Aim of the exercise
Identify the lines in the data below that contain "LWPLS" and give only how many there are.

Record list
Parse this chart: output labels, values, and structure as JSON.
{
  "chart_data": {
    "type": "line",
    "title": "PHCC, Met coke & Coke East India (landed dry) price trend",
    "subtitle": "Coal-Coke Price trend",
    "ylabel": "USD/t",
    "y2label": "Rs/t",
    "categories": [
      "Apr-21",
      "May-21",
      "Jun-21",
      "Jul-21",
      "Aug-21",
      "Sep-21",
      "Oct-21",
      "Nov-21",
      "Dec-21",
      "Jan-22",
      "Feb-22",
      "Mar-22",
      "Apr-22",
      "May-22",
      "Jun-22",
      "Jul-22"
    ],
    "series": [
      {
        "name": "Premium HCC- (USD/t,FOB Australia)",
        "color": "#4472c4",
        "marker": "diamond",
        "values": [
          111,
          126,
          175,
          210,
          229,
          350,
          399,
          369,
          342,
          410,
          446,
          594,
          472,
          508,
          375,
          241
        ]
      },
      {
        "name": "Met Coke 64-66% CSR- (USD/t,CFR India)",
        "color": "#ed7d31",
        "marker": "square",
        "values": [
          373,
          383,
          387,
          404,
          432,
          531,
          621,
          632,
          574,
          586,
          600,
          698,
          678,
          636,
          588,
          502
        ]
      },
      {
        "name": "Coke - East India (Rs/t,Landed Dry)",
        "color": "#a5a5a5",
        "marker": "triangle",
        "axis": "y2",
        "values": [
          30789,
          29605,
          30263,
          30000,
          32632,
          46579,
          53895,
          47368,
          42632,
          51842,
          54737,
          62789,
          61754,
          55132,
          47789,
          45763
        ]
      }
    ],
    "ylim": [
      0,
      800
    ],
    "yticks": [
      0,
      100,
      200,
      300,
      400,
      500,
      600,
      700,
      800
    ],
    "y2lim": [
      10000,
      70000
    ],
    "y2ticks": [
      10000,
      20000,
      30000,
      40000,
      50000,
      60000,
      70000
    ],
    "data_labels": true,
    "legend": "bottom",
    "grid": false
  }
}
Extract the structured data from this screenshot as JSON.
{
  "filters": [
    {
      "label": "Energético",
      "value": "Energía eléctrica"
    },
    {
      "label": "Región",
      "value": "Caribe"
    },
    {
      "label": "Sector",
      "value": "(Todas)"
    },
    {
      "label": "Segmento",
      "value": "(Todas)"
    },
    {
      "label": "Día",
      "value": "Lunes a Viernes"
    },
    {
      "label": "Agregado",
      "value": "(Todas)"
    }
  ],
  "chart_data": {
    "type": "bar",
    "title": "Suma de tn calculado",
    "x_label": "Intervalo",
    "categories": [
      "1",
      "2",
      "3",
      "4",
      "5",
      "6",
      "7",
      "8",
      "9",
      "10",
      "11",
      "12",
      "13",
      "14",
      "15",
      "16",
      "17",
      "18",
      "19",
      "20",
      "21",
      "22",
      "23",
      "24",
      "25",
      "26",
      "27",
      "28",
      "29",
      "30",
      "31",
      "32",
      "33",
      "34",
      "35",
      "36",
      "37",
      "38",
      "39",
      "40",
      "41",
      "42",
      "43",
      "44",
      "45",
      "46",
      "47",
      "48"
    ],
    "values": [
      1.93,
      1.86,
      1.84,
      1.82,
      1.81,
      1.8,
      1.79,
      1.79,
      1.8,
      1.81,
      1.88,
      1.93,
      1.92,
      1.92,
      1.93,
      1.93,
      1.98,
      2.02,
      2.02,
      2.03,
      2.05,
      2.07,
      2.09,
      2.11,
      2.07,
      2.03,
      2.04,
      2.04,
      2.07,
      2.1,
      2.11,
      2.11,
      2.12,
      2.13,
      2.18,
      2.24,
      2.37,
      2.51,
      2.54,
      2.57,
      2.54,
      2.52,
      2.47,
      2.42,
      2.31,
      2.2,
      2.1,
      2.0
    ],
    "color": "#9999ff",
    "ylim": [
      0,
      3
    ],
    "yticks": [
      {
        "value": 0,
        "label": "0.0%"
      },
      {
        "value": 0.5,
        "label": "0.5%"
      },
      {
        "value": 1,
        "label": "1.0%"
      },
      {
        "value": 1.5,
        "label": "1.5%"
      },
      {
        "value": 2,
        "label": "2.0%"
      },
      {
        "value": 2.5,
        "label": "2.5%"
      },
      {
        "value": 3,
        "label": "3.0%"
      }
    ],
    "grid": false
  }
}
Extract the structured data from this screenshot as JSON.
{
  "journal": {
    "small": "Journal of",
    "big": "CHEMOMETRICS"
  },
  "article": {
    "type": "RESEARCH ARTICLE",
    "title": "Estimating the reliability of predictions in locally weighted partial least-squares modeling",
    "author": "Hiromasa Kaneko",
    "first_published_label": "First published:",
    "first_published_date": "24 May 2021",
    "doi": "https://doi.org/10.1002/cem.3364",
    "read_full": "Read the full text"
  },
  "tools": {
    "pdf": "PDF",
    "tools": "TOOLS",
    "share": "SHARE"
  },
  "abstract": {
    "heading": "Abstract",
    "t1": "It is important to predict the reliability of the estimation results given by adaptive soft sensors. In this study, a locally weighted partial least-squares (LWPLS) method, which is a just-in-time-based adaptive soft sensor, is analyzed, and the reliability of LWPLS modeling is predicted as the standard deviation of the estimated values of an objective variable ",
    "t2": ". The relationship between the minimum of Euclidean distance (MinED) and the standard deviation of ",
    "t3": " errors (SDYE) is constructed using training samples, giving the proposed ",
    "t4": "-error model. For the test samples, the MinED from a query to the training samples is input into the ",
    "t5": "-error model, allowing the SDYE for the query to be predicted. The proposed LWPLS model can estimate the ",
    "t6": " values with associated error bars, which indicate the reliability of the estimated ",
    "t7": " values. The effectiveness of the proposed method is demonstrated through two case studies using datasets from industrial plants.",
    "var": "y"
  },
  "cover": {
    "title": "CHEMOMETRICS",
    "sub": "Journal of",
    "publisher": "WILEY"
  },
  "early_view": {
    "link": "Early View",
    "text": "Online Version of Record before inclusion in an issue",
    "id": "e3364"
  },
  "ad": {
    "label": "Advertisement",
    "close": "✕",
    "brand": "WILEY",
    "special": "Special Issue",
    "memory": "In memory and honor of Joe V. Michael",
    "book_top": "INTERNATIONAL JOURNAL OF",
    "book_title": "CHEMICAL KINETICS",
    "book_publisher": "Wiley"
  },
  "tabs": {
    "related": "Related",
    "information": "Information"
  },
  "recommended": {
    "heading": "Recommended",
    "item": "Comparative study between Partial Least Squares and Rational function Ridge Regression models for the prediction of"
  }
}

Result of the exercise
2